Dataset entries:

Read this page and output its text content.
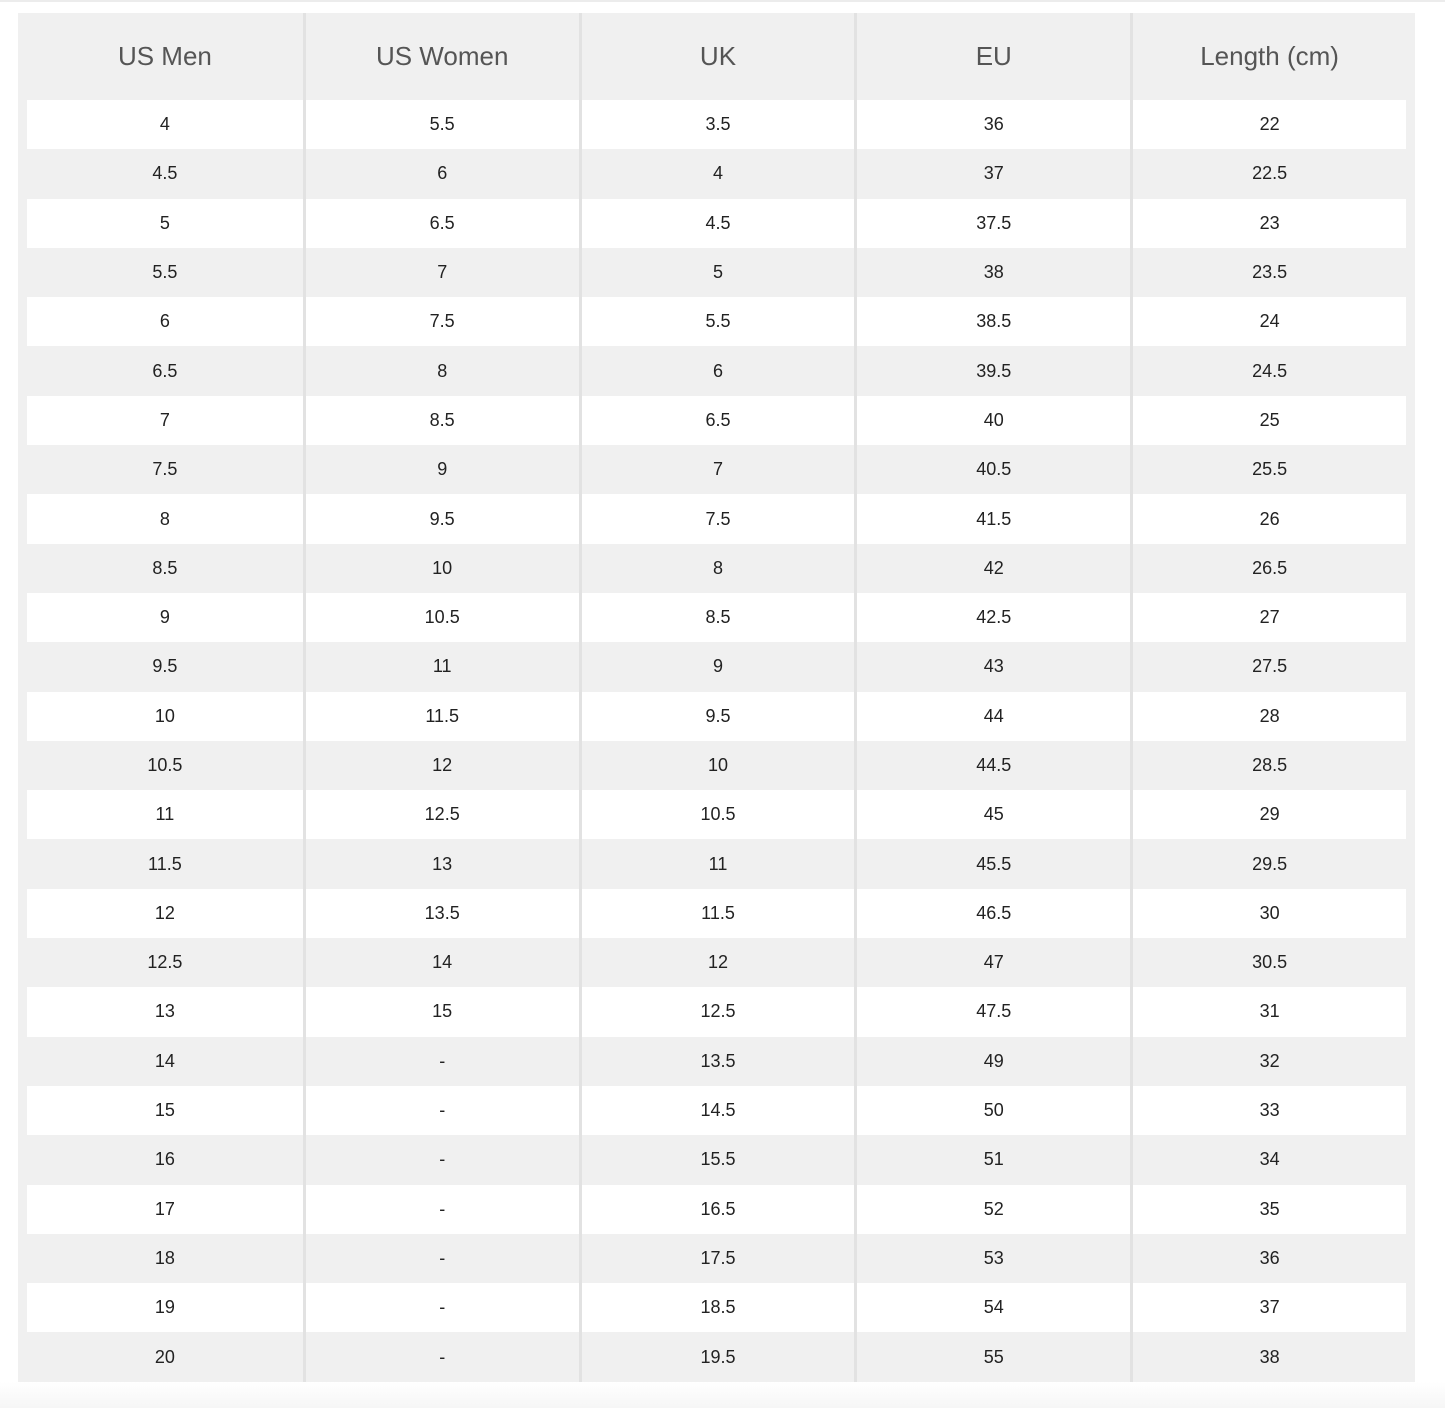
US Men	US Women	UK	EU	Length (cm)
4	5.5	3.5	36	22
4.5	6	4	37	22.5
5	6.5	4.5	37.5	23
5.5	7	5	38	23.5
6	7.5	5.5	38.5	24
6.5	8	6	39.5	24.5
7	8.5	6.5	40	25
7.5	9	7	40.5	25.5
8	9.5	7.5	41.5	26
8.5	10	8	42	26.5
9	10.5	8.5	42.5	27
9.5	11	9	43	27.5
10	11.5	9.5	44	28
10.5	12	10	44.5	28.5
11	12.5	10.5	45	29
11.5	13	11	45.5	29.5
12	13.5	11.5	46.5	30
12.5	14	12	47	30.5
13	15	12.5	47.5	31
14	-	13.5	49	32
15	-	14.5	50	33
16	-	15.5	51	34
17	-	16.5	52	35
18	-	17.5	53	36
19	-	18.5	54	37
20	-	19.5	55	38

==

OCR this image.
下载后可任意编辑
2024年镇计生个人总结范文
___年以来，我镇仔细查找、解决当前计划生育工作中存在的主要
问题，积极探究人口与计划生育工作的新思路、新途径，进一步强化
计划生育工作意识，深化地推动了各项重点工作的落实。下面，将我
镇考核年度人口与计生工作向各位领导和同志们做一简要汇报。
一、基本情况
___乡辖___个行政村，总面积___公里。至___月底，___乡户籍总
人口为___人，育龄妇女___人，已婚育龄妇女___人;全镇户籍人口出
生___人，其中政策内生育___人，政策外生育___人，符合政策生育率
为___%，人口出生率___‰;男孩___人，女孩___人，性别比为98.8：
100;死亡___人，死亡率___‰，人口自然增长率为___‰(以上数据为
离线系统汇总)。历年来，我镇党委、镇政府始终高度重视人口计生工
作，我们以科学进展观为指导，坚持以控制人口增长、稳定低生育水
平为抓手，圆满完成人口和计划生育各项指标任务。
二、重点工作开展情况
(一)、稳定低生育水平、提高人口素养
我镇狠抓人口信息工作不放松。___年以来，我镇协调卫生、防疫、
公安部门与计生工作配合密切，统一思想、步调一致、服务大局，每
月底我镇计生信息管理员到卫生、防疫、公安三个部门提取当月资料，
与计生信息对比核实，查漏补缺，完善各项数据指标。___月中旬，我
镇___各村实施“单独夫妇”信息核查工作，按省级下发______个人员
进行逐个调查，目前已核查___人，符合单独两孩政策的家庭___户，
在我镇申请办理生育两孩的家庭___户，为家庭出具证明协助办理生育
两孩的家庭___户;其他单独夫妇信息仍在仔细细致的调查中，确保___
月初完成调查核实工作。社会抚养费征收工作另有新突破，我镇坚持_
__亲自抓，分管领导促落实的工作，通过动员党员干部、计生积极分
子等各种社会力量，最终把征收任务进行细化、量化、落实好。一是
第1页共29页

--

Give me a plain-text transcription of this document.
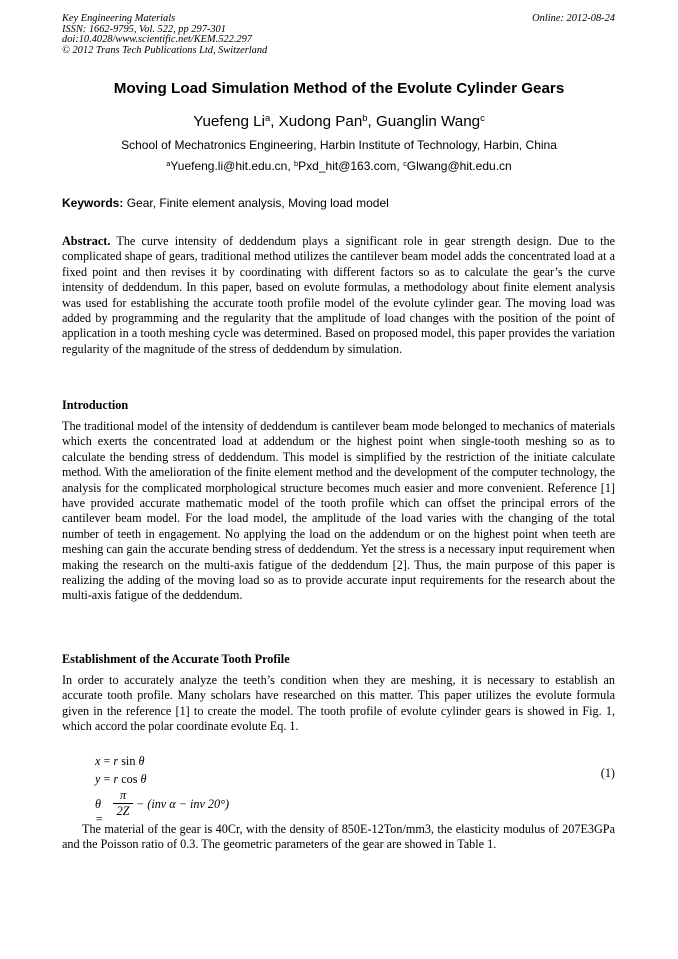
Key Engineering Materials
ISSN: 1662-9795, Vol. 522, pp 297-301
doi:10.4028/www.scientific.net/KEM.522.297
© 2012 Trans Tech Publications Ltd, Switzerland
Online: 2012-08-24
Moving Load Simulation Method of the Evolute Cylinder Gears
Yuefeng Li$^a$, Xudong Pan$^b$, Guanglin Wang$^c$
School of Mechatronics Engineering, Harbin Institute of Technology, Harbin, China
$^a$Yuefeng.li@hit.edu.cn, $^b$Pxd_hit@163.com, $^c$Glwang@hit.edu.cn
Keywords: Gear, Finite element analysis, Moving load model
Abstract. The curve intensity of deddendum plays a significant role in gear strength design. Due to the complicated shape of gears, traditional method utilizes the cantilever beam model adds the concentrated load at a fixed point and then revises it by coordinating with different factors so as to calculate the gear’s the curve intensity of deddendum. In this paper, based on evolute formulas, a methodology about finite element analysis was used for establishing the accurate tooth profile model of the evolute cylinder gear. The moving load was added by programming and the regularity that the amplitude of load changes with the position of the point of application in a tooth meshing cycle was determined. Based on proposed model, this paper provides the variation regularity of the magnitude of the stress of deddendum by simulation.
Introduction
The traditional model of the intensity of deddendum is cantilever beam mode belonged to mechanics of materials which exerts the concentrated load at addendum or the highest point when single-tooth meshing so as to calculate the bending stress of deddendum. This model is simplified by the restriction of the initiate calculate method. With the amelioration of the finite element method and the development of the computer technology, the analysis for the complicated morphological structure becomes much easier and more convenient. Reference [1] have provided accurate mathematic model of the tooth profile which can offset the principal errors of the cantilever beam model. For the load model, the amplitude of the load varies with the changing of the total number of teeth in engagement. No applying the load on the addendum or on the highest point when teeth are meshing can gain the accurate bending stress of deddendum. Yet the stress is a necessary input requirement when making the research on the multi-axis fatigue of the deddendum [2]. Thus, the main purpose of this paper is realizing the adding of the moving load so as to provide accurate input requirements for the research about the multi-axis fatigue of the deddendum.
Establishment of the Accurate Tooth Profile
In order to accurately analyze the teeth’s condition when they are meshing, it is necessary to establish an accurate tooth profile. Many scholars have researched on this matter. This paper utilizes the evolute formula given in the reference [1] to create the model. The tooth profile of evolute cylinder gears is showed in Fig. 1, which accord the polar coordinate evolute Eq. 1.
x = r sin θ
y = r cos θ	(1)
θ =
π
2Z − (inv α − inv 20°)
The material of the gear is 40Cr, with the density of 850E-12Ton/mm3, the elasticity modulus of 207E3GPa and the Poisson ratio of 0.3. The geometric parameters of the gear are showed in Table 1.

## Goal of the exercise
Check each line above for the word "showed" and copy the ones that have it.

## Expected answer
In order to accurately analyze the teeth’s condition when they are meshing, it is necessary to establish an accurate tooth profile. Many scholars have researched on this matter. This paper utilizes the evolute formula given in the reference [1] to create the model. The tooth profile of evolute cylinder gears is showed in Fig. 1, which accord the polar coordinate evolute Eq. 1.
The material of the gear is 40Cr, with the density of 850E-12Ton/mm3, the elasticity modulus of 207E3GPa and the Poisson ratio of 0.3. The geometric parameters of the gear are showed in Table 1.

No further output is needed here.